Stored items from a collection

************

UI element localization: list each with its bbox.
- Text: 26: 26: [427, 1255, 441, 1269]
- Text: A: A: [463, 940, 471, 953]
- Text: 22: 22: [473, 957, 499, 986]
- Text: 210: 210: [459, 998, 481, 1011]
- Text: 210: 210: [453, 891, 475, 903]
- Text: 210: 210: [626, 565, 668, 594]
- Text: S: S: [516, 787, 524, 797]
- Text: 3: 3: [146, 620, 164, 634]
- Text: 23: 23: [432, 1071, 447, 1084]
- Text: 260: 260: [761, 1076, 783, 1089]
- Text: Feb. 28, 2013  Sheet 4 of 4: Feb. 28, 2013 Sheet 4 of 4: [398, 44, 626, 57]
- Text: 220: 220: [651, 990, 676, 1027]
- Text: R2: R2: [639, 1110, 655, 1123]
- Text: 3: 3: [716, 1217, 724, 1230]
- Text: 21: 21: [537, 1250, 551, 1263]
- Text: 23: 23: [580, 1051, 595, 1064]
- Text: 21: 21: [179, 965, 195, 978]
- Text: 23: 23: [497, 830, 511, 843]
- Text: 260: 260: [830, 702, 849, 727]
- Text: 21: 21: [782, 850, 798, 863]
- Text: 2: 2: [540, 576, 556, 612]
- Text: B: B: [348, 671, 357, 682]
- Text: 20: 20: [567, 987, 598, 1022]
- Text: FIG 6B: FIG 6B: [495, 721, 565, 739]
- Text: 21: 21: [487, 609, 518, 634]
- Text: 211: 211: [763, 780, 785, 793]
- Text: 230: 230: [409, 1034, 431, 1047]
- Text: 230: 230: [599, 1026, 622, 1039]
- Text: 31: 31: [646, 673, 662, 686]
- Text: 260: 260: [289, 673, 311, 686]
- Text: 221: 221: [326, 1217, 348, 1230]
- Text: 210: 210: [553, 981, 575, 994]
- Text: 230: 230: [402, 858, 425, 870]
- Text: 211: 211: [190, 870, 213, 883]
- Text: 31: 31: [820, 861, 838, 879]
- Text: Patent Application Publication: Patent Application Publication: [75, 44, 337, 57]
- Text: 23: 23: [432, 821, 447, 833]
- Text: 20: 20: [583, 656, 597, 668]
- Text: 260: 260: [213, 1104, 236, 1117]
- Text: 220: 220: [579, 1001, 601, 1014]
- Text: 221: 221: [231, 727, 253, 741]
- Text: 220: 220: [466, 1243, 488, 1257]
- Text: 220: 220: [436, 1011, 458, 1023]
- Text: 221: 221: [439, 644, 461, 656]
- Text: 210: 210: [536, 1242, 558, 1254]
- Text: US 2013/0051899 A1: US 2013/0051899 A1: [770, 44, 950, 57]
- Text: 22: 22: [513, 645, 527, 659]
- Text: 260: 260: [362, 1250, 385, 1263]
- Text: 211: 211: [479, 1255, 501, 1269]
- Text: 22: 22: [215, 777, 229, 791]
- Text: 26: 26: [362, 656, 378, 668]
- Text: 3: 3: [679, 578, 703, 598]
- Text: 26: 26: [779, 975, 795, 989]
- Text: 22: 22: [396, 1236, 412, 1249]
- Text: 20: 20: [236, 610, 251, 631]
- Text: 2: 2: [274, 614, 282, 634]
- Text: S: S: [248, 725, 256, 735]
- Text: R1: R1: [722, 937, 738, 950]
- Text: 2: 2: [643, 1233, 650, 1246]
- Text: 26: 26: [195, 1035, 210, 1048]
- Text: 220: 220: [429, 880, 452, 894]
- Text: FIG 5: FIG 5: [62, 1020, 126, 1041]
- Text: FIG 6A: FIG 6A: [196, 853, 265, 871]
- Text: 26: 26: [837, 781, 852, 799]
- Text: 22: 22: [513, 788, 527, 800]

************

## [Stated task]
Convert every line of the entries into a JSON list of strings, one string per line, leaving out blank lines.

## [Solution]
[
  "UI element localization: list each with its bbox.",
  "- Text: 26: 26: [427, 1255, 441, 1269]",
  "- Text: A: A: [463, 940, 471, 953]",
  "- Text: 22: 22: [473, 957, 499, 986]",
  "- Text: 210: 210: [459, 998, 481, 1011]",
  "- Text: 210: 210: [453, 891, 475, 903]",
  "- Text: 210: 210: [626, 565, 668, 594]",
  "- Text: S: S: [516, 787, 524, 797]",
  "- Text: 3: 3: [146, 620, 164, 634]",
  "- Text: 23: 23: [432, 1071, 447, 1084]",
  "- Text: 260: 260: [761, 1076, 783, 1089]",
  "- Text: Feb. 28, 2013  Sheet 4 of 4: Feb. 28, 2013 Sheet 4 of 4: [398, 44, 626, 57]",
  "- Text: 220: 220: [651, 990, 676, 1027]",
  "- Text: R2: R2: [639, 1110, 655, 1123]",
  "- Text: 3: 3: [716, 1217, 724, 1230]",
  "- Text: 21: 21: [537, 1250, 551, 1263]",
  "- Text: 23: 23: [580, 1051, 595, 1064]",
  "- Text: 21: 21: [179, 965, 195, 978]",
  "- Text: 23: 23: [497, 830, 511, 843]",
  "- Text: 260: 260: [830, 702, 849, 727]",
  "- Text: 21: 21: [782, 850, 798, 863]",
  "- Text: 2: 2: [540, 576, 556, 612]",
  "- Text: B: B: [348, 671, 357, 682]",
  "- Text: 20: 20: [567, 987, 598, 1022]",
  "- Text: FIG 6B: FIG 6B: [495, 721, 565, 739]",
  "- Text: 21: 21: [487, 609, 518, 634]",
  "- Text: 211: 211: [763, 780, 785, 793]",
  "- Text: 230: 230: [409, 1034, 431, 1047]",
  "- Text: 230: 230: [599, 1026, 622, 1039]",
  "- Text: 31: 31: [646, 673, 662, 686]",
  "- Text: 260: 260: [289, 673, 311, 686]",
  "- Text: 221: 221: [326, 1217, 348, 1230]",
  "- Text: 210: 210: [553, 981, 575, 994]",
  "- Text: 230: 230: [402, 858, 425, 870]",
  "- Text: 211: 211: [190, 870, 213, 883]",
  "- Text: 31: 31: [820, 861, 838, 879]",
  "- Text: Patent Application Publication: Patent Application Publication: [75, 44, 337, 57]",
  "- Text: 23: 23: [432, 821, 447, 833]",
  "- Text: 20: 20: [583, 656, 597, 668]",
  "- Text: 260: 260: [213, 1104, 236, 1117]",
  "- Text: 220: 220: [579, 1001, 601, 1014]",
  "- Text: 221: 221: [231, 727, 253, 741]",
  "- Text: 220: 220: [466, 1243, 488, 1257]",
  "- Text: 220: 220: [436, 1011, 458, 1023]",
  "- Text: 221: 221: [439, 644, 461, 656]",
  "- Text: 210: 210: [536, 1242, 558, 1254]",
  "- Text: US 2013/0051899 A1: US 2013/0051899 A1: [770, 44, 950, 57]",
  "- Text: 22: 22: [513, 645, 527, 659]",
  "- Text: 260: 260: [362, 1250, 385, 1263]",
  "- Text: 211: 211: [479, 1255, 501, 1269]",
  "- Text: 22: 22: [215, 777, 229, 791]",
  "- Text: 26: 26: [362, 656, 378, 668]",
  "- Text: 3: 3: [679, 578, 703, 598]",
  "- Text: 26: 26: [779, 975, 795, 989]",
  "- Text: 22: 22: [396, 1236, 412, 1249]",
  "- Text: 20: 20: [236, 610, 251, 631]",
  "- Text: 2: 2: [274, 614, 282, 634]",
  "- Text: S: S: [248, 725, 256, 735]",
  "- Text: R1: R1: [722, 937, 738, 950]",
  "- Text: 2: 2: [643, 1233, 650, 1246]",
  "- Text: 26: 26: [195, 1035, 210, 1048]",
  "- Text: 220: 220: [429, 880, 452, 894]",
  "- Text: FIG 5: FIG 5: [62, 1020, 126, 1041]",
  "- Text: FIG 6A: FIG 6A: [196, 853, 265, 871]",
  "- Text: 26: 26: [837, 781, 852, 799]",
  "- Text: 22: 22: [513, 788, 527, 800]"
]